(Entries with figure data)
****************

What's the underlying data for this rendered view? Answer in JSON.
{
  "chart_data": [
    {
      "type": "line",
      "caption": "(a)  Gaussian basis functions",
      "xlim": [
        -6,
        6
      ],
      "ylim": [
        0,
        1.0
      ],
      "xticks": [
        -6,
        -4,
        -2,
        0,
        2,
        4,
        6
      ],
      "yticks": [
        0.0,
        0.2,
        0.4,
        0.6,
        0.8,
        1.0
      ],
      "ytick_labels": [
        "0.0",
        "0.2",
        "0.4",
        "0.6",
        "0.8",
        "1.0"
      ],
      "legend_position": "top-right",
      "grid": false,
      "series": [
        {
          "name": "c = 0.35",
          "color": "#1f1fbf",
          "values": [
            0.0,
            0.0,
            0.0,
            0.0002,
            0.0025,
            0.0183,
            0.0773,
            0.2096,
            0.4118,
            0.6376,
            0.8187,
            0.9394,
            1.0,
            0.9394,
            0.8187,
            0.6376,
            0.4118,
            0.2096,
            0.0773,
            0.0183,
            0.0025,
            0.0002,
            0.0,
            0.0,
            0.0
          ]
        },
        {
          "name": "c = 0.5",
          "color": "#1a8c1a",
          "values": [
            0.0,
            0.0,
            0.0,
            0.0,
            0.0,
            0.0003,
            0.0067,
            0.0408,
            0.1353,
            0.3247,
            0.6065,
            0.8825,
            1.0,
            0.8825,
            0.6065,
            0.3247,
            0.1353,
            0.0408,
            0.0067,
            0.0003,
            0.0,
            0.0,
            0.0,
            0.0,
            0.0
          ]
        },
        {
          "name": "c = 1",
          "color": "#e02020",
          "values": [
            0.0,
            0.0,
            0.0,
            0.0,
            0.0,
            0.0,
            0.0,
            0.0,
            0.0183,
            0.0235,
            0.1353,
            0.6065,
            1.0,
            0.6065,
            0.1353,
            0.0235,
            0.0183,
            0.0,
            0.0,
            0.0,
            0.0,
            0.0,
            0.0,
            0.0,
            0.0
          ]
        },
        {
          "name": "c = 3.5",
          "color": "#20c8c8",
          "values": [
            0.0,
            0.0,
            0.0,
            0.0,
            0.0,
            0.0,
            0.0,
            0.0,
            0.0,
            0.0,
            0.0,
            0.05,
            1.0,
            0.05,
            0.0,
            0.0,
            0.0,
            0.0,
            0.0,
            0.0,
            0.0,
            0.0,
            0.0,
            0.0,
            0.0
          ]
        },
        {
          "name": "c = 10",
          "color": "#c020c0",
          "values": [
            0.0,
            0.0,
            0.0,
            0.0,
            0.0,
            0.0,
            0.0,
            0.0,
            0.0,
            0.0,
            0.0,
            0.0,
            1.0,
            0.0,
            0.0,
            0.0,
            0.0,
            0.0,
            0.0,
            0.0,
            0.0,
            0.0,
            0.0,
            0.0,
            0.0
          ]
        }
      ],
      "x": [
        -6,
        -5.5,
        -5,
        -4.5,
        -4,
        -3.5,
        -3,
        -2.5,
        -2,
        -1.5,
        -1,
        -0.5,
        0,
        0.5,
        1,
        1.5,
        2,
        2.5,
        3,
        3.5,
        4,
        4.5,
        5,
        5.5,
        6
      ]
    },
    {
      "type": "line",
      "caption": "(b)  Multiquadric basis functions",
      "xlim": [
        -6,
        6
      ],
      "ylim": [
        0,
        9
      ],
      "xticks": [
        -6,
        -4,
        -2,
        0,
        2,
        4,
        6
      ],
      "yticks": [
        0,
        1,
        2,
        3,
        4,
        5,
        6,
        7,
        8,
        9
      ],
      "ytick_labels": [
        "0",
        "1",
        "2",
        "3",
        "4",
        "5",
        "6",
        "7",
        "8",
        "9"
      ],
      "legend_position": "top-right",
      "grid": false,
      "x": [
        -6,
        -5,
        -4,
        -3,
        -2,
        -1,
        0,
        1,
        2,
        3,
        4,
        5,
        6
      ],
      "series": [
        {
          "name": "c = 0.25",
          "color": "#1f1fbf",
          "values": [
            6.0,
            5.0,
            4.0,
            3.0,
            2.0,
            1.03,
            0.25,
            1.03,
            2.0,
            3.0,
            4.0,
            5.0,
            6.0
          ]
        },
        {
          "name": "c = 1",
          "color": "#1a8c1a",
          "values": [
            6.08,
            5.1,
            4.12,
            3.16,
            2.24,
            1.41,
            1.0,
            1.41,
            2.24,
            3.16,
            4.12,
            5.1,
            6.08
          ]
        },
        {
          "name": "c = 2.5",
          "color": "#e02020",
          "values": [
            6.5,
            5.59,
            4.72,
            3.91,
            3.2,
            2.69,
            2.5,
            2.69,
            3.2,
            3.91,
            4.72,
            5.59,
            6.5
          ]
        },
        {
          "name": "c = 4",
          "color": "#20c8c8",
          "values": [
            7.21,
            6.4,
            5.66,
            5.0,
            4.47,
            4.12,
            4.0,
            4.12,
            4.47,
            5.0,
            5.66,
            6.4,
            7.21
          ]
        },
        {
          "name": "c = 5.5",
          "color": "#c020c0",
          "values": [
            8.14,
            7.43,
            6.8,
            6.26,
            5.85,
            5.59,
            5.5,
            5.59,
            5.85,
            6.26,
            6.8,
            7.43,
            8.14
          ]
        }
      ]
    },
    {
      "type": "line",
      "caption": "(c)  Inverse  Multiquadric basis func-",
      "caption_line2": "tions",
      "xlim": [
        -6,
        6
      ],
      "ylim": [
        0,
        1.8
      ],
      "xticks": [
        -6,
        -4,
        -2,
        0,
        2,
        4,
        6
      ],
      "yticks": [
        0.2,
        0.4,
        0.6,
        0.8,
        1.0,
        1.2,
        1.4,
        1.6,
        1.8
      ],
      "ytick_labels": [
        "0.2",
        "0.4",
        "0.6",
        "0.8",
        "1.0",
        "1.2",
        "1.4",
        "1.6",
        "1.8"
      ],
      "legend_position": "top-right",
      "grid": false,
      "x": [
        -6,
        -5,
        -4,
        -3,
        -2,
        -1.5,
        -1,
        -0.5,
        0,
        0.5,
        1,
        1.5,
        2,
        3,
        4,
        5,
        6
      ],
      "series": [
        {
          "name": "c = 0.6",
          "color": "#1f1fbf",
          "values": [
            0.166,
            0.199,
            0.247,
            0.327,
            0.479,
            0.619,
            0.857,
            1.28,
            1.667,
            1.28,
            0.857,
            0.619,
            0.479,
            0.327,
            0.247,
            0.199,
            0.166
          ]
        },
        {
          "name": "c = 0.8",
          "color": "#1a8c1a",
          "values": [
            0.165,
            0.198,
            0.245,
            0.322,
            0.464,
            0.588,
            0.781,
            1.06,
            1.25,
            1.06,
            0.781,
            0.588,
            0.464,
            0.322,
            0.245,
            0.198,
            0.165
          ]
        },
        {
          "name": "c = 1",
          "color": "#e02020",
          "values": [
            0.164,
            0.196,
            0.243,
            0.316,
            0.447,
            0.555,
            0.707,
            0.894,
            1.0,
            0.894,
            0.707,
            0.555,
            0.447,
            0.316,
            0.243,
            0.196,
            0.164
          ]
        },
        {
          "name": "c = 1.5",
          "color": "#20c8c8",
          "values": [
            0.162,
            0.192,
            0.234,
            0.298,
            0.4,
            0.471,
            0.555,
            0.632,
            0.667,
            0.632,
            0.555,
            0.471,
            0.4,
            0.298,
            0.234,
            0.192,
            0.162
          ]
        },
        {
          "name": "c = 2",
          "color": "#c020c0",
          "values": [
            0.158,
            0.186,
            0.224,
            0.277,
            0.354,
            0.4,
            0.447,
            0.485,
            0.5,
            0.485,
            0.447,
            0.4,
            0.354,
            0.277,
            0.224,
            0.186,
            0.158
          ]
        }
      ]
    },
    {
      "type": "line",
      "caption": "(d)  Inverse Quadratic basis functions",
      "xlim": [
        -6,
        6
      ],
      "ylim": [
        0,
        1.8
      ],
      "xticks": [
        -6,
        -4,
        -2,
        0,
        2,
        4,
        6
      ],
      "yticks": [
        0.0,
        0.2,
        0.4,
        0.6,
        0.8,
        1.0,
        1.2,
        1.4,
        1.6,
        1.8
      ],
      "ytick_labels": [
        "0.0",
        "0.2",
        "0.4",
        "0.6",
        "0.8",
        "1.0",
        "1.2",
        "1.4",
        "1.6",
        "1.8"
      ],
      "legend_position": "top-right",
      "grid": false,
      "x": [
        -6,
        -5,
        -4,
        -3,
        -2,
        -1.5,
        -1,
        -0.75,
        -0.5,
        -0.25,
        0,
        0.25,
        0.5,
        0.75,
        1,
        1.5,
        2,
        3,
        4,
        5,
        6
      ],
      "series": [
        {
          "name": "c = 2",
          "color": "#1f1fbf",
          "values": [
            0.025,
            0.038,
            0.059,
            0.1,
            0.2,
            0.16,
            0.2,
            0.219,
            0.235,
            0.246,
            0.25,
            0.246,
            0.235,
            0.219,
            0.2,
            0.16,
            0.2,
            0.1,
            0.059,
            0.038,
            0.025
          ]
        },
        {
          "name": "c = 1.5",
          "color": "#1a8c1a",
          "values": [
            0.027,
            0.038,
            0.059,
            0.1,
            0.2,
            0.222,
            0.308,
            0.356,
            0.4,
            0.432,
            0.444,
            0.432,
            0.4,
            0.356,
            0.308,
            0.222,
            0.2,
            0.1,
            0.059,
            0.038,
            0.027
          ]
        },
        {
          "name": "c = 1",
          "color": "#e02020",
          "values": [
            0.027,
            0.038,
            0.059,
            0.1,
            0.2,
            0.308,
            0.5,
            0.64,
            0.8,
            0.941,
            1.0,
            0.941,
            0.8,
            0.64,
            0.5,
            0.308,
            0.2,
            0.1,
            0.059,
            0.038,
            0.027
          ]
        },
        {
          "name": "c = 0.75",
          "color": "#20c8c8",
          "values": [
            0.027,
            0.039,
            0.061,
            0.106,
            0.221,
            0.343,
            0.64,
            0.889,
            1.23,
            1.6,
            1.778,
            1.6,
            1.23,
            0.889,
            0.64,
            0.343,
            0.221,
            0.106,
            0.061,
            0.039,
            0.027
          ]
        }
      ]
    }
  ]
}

****************

Written exercise — Return all lines containing the word "basis".

Exercise answer —
      "caption": "(a)  Gaussian basis functions",
      "caption": "(b)  Multiquadric basis functions",
      "caption": "(c)  Inverse  Multiquadric basis func-",
      "caption": "(d)  Inverse Quadratic basis functions",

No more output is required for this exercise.